▶ [Exercise directions] Make an exact copy of the entries below with the pictures removed.

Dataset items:
## start

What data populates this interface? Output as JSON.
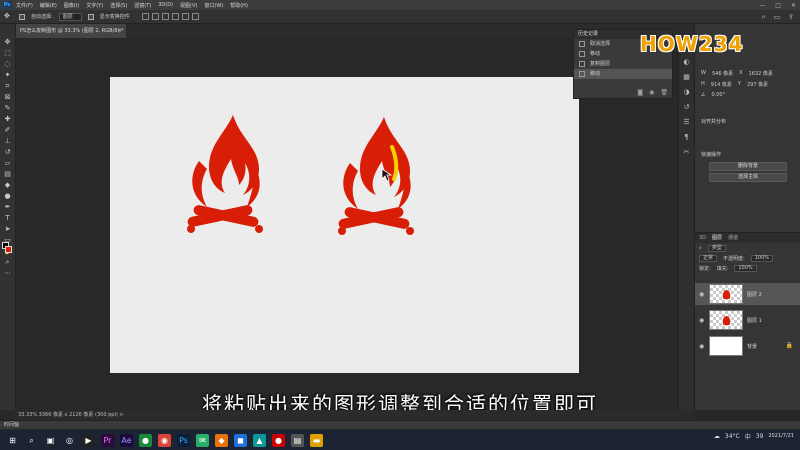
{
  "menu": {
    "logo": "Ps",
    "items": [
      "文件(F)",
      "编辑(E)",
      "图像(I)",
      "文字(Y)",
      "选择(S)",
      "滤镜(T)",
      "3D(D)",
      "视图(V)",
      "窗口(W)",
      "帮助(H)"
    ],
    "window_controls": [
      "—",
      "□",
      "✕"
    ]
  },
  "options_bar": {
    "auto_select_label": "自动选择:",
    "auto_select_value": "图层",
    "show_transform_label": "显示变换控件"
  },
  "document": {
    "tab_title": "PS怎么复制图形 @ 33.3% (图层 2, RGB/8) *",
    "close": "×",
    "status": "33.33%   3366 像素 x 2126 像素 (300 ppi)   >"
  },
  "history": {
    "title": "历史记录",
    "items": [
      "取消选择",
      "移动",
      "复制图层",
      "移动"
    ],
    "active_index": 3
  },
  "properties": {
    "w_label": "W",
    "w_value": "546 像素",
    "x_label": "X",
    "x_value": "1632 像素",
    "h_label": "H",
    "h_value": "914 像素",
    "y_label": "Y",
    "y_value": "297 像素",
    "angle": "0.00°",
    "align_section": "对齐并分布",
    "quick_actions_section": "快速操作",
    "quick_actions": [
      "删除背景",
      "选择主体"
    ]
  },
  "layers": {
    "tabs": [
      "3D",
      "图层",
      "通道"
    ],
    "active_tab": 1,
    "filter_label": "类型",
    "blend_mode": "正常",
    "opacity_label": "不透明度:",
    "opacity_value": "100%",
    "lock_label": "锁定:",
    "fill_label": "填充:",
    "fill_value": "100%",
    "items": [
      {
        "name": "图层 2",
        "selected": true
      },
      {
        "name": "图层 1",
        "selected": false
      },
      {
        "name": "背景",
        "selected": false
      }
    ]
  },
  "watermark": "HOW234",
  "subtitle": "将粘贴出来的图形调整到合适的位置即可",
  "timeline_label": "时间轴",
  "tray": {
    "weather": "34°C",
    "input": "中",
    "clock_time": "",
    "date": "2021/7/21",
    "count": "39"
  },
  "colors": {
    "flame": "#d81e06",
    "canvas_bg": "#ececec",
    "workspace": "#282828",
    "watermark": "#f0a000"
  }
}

## end

▶ [Answer]
What data populates this interface? Output as JSON.
{
  "menu": {
    "logo": "Ps",
    "items": [
      "文件(F)",
      "编辑(E)",
      "图像(I)",
      "文字(Y)",
      "选择(S)",
      "滤镜(T)",
      "3D(D)",
      "视图(V)",
      "窗口(W)",
      "帮助(H)"
    ],
    "window_controls": [
      "—",
      "□",
      "✕"
    ]
  },
  "options_bar": {
    "auto_select_label": "自动选择:",
    "auto_select_value": "图层",
    "show_transform_label": "显示变换控件"
  },
  "document": {
    "tab_title": "PS怎么复制图形 @ 33.3% (图层 2, RGB/8) *",
    "close": "×",
    "status": "33.33%   3366 像素 x 2126 像素 (300 ppi)   >"
  },
  "history": {
    "title": "历史记录",
    "items": [
      "取消选择",
      "移动",
      "复制图层",
      "移动"
    ],
    "active_index": 3
  },
  "properties": {
    "w_label": "W",
    "w_value": "546 像素",
    "x_label": "X",
    "x_value": "1632 像素",
    "h_label": "H",
    "h_value": "914 像素",
    "y_label": "Y",
    "y_value": "297 像素",
    "angle": "0.00°",
    "align_section": "对齐并分布",
    "quick_actions_section": "快速操作",
    "quick_actions": [
      "删除背景",
      "选择主体"
    ]
  },
  "layers": {
    "tabs": [
      "3D",
      "图层",
      "通道"
    ],
    "active_tab": 1,
    "filter_label": "类型",
    "blend_mode": "正常",
    "opacity_label": "不透明度:",
    "opacity_value": "100%",
    "lock_label": "锁定:",
    "fill_label": "填充:",
    "fill_value": "100%",
    "items": [
      {
        "name": "图层 2",
        "selected": true
      },
      {
        "name": "图层 1",
        "selected": false
      },
      {
        "name": "背景",
        "selected": false
      }
    ]
  },
  "watermark": "HOW234",
  "subtitle": "将粘贴出来的图形调整到合适的位置即可",
  "timeline_label": "时间轴",
  "tray": {
    "weather": "34°C",
    "input": "中",
    "clock_time": "",
    "date": "2021/7/21",
    "count": "39"
  },
  "colors": {
    "flame": "#d81e06",
    "canvas_bg": "#ececec",
    "workspace": "#282828",
    "watermark": "#f0a000"
  }
}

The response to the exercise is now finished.